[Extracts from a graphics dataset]
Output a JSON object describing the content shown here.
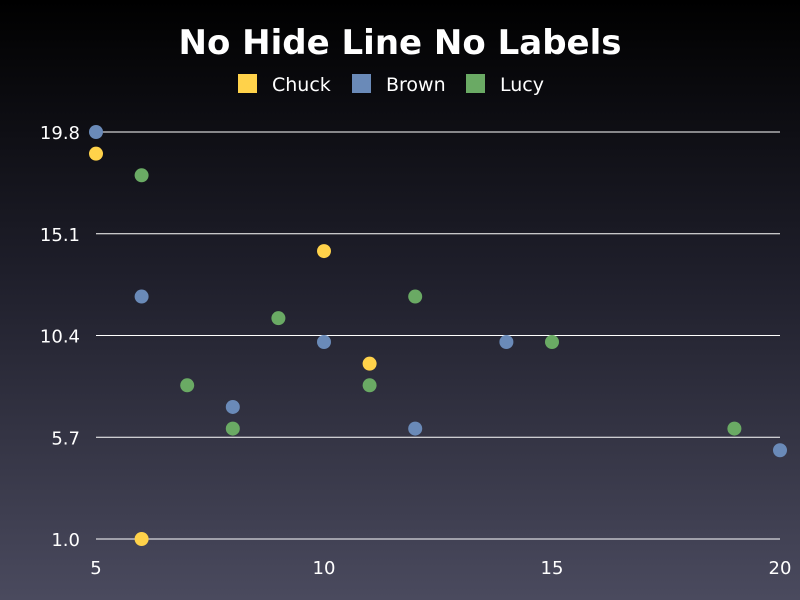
{
  "chart_data": {
    "type": "scatter",
    "title": "No Hide Line No Labels",
    "xlabel": "",
    "ylabel": "",
    "xlim": [
      5,
      20
    ],
    "ylim": [
      1.0,
      19.8
    ],
    "x_ticks": [
      "5",
      "10",
      "15",
      "20"
    ],
    "y_ticks": [
      "19.8",
      "15.1",
      "10.4",
      "5.7",
      "1.0"
    ],
    "grid": "horizontal",
    "legend_position": "top",
    "series": [
      {
        "name": "Chuck",
        "color": "#ffd24a",
        "points": [
          [
            5,
            18.8
          ],
          [
            6,
            1.0
          ],
          [
            10,
            14.3
          ],
          [
            11,
            9.1
          ]
        ]
      },
      {
        "name": "Brown",
        "color": "#6a8ab8",
        "points": [
          [
            5,
            19.8
          ],
          [
            6,
            12.2
          ],
          [
            8,
            7.1
          ],
          [
            10,
            10.1
          ],
          [
            12,
            6.1
          ],
          [
            14,
            10.1
          ],
          [
            20,
            5.1
          ]
        ]
      },
      {
        "name": "Lucy",
        "color": "#6aaa64",
        "points": [
          [
            6,
            17.8
          ],
          [
            7,
            8.1
          ],
          [
            8,
            6.1
          ],
          [
            9,
            11.2
          ],
          [
            11,
            8.1
          ],
          [
            12,
            12.2
          ],
          [
            15,
            10.1
          ],
          [
            19,
            6.1
          ]
        ]
      }
    ]
  }
}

§ **The task**
Exact duplication of all the records is required; pictures are omitted from the copy.

§ **Result below**
Output a JSON object describing the content shown here.
{
  "chart_data": {
    "type": "scatter",
    "title": "No Hide Line No Labels",
    "xlabel": "",
    "ylabel": "",
    "xlim": [
      5,
      20
    ],
    "ylim": [
      1.0,
      19.8
    ],
    "x_ticks": [
      "5",
      "10",
      "15",
      "20"
    ],
    "y_ticks": [
      "19.8",
      "15.1",
      "10.4",
      "5.7",
      "1.0"
    ],
    "grid": "horizontal",
    "legend_position": "top",
    "series": [
      {
        "name": "Chuck",
        "color": "#ffd24a",
        "points": [
          [
            5,
            18.8
          ],
          [
            6,
            1.0
          ],
          [
            10,
            14.3
          ],
          [
            11,
            9.1
          ]
        ]
      },
      {
        "name": "Brown",
        "color": "#6a8ab8",
        "points": [
          [
            5,
            19.8
          ],
          [
            6,
            12.2
          ],
          [
            8,
            7.1
          ],
          [
            10,
            10.1
          ],
          [
            12,
            6.1
          ],
          [
            14,
            10.1
          ],
          [
            20,
            5.1
          ]
        ]
      },
      {
        "name": "Lucy",
        "color": "#6aaa64",
        "points": [
          [
            6,
            17.8
          ],
          [
            7,
            8.1
          ],
          [
            8,
            6.1
          ],
          [
            9,
            11.2
          ],
          [
            11,
            8.1
          ],
          [
            12,
            12.2
          ],
          [
            15,
            10.1
          ],
          [
            19,
            6.1
          ]
        ]
      }
    ]
  }
}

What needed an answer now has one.